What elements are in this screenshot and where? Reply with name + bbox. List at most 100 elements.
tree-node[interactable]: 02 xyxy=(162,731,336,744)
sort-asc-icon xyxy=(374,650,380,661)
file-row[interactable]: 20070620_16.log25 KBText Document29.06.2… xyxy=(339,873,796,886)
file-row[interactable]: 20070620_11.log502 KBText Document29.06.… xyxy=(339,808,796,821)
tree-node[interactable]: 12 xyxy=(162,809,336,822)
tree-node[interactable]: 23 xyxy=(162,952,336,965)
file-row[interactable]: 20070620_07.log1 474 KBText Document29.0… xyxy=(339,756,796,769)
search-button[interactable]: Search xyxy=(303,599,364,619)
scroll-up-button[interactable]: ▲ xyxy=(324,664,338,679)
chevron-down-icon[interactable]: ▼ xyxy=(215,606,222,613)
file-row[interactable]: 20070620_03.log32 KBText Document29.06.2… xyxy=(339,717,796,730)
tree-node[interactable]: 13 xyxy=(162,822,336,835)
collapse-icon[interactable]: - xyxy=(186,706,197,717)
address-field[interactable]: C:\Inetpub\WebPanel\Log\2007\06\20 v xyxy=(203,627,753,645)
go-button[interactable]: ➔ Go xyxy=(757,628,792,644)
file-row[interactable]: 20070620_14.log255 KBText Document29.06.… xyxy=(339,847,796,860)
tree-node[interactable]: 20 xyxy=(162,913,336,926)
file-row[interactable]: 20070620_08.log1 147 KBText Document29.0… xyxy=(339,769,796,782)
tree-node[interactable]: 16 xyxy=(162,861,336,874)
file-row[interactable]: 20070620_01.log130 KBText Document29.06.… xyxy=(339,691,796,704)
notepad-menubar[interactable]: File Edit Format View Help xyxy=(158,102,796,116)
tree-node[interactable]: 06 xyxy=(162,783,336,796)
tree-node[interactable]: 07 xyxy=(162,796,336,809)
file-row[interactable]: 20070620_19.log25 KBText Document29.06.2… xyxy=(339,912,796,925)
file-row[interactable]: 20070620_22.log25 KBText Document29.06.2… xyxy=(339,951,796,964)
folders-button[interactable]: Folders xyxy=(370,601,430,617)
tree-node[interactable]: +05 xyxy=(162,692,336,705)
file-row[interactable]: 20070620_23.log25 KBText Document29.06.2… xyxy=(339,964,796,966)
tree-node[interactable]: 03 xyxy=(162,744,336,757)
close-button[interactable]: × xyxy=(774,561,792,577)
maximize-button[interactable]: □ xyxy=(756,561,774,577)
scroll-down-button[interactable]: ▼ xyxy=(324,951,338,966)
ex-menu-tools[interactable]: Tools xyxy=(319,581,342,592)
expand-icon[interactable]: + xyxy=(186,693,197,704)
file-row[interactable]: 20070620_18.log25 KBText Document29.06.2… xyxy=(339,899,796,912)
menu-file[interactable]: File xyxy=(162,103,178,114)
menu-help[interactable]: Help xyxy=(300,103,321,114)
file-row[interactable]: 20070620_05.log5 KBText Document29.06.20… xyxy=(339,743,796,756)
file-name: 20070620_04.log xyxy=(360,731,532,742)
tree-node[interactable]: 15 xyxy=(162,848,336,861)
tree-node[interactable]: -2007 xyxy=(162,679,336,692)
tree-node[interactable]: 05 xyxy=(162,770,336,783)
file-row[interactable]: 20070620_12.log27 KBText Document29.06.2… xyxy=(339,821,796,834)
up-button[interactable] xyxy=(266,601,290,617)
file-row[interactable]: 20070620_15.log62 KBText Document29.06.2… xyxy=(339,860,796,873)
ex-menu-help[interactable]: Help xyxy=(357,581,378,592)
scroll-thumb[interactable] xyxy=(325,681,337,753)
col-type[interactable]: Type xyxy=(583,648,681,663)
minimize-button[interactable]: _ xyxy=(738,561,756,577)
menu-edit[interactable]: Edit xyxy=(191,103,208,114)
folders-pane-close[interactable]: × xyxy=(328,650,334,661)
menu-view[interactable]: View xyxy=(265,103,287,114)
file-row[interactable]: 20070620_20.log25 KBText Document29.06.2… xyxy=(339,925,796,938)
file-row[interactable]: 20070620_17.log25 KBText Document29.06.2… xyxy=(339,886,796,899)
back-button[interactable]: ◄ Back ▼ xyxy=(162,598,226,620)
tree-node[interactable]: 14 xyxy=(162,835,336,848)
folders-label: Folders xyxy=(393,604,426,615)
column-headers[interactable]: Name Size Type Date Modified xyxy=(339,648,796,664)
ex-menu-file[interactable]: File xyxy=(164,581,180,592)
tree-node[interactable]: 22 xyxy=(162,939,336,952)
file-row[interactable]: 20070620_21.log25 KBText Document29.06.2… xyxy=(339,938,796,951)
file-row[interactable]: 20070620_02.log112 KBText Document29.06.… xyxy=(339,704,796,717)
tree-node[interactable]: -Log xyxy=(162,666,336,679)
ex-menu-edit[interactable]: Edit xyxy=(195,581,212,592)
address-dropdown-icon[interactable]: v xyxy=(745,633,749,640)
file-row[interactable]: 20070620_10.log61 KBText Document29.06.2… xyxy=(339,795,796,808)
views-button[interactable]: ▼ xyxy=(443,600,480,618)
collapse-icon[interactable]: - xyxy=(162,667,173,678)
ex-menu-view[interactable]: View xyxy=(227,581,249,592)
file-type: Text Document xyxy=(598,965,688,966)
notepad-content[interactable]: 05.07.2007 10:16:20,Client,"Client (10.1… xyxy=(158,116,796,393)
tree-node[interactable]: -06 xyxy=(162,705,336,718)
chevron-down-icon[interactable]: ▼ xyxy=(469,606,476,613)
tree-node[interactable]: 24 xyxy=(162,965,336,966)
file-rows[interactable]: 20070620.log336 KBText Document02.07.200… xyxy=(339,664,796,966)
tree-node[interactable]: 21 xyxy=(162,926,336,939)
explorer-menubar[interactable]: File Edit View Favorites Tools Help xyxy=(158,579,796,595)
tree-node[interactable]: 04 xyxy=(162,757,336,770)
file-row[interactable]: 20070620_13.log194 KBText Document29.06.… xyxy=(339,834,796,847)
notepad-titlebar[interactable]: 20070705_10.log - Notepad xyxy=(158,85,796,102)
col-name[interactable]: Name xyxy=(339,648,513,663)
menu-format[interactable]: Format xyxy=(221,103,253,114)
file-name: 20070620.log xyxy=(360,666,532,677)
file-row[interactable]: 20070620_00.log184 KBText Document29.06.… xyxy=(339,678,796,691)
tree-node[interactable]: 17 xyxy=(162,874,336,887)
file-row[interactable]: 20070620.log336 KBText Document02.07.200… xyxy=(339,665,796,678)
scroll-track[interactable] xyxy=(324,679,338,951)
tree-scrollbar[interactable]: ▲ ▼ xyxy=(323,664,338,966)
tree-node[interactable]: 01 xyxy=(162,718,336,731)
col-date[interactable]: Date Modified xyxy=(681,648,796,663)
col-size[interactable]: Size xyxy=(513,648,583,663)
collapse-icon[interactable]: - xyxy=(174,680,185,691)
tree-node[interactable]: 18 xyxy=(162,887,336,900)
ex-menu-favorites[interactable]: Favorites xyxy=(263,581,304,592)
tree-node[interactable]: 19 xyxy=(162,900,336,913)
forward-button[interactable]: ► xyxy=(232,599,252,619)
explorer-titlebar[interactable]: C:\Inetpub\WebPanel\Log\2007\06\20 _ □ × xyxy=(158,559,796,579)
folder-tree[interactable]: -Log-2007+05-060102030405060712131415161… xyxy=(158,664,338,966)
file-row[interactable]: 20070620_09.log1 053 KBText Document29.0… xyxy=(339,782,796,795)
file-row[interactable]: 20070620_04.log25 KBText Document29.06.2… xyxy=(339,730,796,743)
==
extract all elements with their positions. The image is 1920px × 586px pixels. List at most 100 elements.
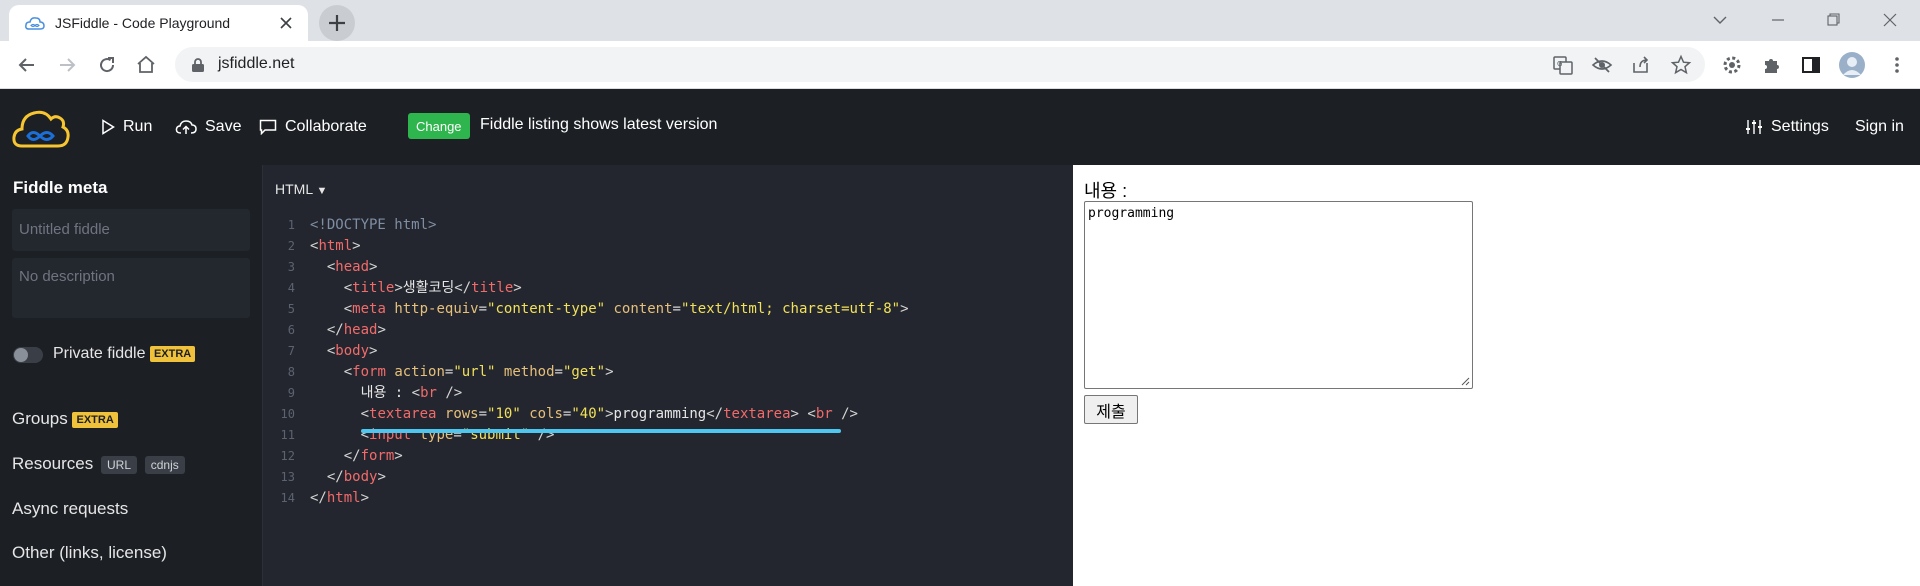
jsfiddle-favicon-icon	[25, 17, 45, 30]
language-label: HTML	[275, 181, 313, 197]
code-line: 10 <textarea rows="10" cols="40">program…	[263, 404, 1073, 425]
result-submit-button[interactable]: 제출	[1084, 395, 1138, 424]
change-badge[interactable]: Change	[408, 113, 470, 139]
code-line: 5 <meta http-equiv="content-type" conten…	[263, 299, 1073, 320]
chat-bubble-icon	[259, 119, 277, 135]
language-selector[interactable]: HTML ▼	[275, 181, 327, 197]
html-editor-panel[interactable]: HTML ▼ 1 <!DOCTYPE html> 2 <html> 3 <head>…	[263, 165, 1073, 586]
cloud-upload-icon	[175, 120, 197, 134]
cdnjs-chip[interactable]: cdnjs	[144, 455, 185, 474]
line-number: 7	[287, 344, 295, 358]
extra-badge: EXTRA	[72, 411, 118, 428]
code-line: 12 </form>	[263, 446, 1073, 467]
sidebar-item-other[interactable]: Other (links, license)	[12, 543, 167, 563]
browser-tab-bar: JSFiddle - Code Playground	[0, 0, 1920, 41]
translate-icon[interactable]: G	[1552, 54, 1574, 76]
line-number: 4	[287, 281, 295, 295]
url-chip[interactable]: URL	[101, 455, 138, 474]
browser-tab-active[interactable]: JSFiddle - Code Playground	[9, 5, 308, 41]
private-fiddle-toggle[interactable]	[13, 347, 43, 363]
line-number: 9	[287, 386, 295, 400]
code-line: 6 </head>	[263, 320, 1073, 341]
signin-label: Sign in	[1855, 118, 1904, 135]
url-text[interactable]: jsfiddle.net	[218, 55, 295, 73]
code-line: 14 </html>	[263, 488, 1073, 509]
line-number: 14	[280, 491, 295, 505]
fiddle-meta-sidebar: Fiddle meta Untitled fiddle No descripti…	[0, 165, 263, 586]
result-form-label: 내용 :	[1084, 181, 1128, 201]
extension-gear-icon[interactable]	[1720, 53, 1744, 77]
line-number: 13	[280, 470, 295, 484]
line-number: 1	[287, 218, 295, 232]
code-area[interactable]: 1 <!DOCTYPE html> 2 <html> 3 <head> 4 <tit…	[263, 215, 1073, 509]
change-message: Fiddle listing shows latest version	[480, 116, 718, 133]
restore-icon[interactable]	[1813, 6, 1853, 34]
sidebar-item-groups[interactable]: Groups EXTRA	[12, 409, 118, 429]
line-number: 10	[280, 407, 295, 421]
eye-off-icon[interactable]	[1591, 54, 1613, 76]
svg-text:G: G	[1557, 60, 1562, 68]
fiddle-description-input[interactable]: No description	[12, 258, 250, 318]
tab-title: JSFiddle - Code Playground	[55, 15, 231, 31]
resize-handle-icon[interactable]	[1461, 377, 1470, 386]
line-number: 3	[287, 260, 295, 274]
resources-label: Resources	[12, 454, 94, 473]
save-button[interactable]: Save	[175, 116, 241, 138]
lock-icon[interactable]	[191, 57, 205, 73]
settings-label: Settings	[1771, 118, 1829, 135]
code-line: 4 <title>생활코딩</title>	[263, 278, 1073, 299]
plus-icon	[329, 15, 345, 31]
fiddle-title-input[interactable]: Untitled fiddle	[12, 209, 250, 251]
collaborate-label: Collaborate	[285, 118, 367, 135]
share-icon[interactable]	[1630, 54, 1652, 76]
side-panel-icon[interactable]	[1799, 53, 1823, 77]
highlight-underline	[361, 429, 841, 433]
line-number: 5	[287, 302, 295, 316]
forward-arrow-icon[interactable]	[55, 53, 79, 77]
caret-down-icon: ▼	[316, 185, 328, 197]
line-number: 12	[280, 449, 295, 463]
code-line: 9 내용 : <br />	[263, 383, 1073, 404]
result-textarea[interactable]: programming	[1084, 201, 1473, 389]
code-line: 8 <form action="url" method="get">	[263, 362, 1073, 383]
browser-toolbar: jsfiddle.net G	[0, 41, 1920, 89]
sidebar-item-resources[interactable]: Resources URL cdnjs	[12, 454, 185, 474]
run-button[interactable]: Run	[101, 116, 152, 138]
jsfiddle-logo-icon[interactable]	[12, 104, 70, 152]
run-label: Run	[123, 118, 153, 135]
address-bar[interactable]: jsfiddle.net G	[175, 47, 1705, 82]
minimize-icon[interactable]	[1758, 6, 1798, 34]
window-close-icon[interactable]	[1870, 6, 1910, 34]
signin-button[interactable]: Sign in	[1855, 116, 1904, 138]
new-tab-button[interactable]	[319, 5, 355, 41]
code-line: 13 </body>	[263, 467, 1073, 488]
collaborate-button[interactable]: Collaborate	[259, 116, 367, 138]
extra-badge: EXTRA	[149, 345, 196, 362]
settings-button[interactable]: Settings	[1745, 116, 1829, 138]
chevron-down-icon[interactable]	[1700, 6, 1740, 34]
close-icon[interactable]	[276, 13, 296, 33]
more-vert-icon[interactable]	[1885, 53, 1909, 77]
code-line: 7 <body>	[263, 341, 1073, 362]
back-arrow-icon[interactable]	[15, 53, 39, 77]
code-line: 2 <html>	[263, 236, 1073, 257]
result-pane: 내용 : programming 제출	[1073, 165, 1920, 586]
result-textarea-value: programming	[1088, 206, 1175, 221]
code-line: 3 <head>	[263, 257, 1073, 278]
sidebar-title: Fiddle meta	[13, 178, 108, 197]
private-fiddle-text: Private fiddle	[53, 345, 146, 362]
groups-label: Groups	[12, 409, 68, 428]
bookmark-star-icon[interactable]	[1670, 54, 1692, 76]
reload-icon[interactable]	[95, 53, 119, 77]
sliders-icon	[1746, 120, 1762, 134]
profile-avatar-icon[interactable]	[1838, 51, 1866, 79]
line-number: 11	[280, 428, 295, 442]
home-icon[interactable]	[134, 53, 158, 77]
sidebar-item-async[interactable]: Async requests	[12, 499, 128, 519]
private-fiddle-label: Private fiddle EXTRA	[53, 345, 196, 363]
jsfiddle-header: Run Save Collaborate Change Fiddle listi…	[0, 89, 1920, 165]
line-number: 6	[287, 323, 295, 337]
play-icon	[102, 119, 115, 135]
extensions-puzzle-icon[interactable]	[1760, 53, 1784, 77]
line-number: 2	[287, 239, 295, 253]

*OBJECTIVE*. Could you copy out, word for word, the entries that open with the line containing "17, 45, 30]" and close with the line containing "218, 295, 232]", including both of those lines?

*RESULT FOR THIS TASK*.
jsfiddle-favicon-icon	[25, 17, 45, 30]
language-label: HTML	[275, 181, 313, 197]
code-line: 10 <textarea rows="10" cols="40">program…	[263, 404, 1073, 425]
result-submit-button[interactable]: 제출	[1084, 395, 1138, 424]
change-badge[interactable]: Change	[408, 113, 470, 139]
code-line: 5 <meta http-equiv="content-type" conten…	[263, 299, 1073, 320]
chat-bubble-icon	[259, 119, 277, 135]
language-selector[interactable]: HTML ▼	[275, 181, 327, 197]
html-editor-panel[interactable]: HTML ▼ 1 <!DOCTYPE html> 2 <html> 3 <head>…	[263, 165, 1073, 586]
cloud-upload-icon	[175, 120, 197, 134]
cdnjs-chip[interactable]: cdnjs	[144, 455, 185, 474]
line-number: 7	[287, 344, 295, 358]
extra-badge: EXTRA	[72, 411, 118, 428]
code-line: 12 </form>	[263, 446, 1073, 467]
sidebar-item-other[interactable]: Other (links, license)	[12, 543, 167, 563]
browser-tab-bar: JSFiddle - Code Playground	[0, 0, 1920, 41]
translate-icon[interactable]: G	[1552, 54, 1574, 76]
line-number: 4	[287, 281, 295, 295]
url-chip[interactable]: URL	[101, 455, 138, 474]
browser-tab-active[interactable]: JSFiddle - Code Playground	[9, 5, 308, 41]
private-fiddle-toggle[interactable]	[13, 347, 43, 363]
line-number: 9	[287, 386, 295, 400]
code-line: 6 </head>	[263, 320, 1073, 341]
signin-label: Sign in	[1855, 118, 1904, 135]
url-text[interactable]: jsfiddle.net	[218, 55, 295, 73]
code-line: 14 </html>	[263, 488, 1073, 509]
line-number: 14	[280, 491, 295, 505]
fiddle-meta-sidebar: Fiddle meta Untitled fiddle No descripti…	[0, 165, 263, 586]
result-form-label: 내용 :	[1084, 181, 1128, 201]
extension-gear-icon[interactable]	[1720, 53, 1744, 77]
line-number: 13	[280, 470, 295, 484]
line-number: 1	[287, 218, 295, 232]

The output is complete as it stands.